[Stored records]

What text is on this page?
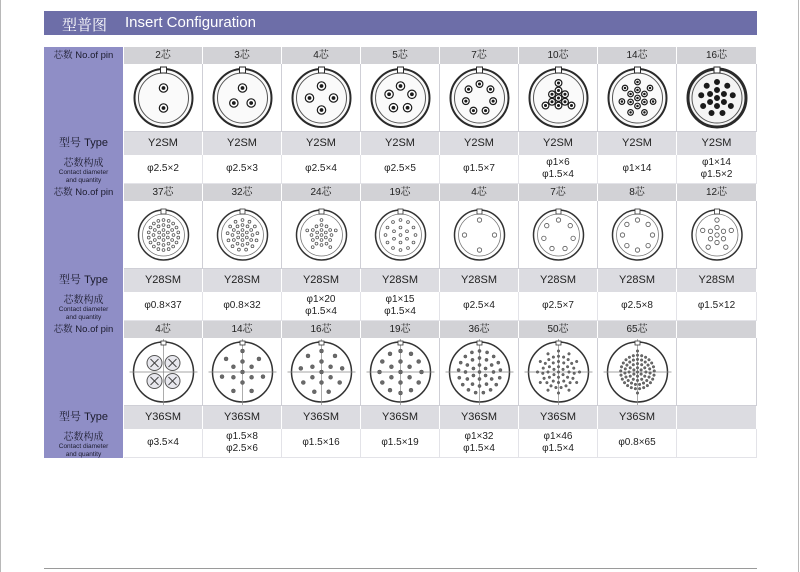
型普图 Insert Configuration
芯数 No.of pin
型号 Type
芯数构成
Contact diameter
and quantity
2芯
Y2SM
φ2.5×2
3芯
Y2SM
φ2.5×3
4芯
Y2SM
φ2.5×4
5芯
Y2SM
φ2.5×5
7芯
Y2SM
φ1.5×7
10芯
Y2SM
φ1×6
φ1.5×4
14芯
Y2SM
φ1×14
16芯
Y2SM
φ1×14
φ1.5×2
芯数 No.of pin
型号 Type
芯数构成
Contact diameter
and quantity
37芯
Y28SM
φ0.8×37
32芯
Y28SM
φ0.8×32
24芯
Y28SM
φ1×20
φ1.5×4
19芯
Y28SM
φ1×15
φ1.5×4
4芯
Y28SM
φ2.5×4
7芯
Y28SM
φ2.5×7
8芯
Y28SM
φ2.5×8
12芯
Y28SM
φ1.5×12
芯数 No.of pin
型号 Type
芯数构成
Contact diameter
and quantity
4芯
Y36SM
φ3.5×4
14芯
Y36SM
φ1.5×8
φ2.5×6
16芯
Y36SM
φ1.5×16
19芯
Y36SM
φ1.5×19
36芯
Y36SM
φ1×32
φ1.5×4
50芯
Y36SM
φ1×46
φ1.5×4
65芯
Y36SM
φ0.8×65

---

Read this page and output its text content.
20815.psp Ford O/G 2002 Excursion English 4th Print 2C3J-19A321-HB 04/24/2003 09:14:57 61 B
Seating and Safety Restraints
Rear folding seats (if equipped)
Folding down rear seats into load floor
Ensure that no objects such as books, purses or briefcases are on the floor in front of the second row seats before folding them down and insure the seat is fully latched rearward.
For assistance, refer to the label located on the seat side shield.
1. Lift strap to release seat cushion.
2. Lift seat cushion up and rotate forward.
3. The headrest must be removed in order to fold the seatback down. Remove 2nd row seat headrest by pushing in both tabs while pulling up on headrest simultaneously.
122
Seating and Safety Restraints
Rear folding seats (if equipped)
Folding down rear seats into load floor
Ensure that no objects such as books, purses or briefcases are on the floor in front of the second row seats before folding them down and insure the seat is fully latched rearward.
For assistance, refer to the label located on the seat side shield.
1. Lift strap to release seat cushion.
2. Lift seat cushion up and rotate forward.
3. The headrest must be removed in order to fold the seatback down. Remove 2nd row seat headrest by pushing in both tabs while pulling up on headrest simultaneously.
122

* **WHAT IS EXPECTED**: Copy out every line from the data above that has "text" in it.

* **EXERCISE RESULT**:
What text is on this page?
Read this page and output its text content.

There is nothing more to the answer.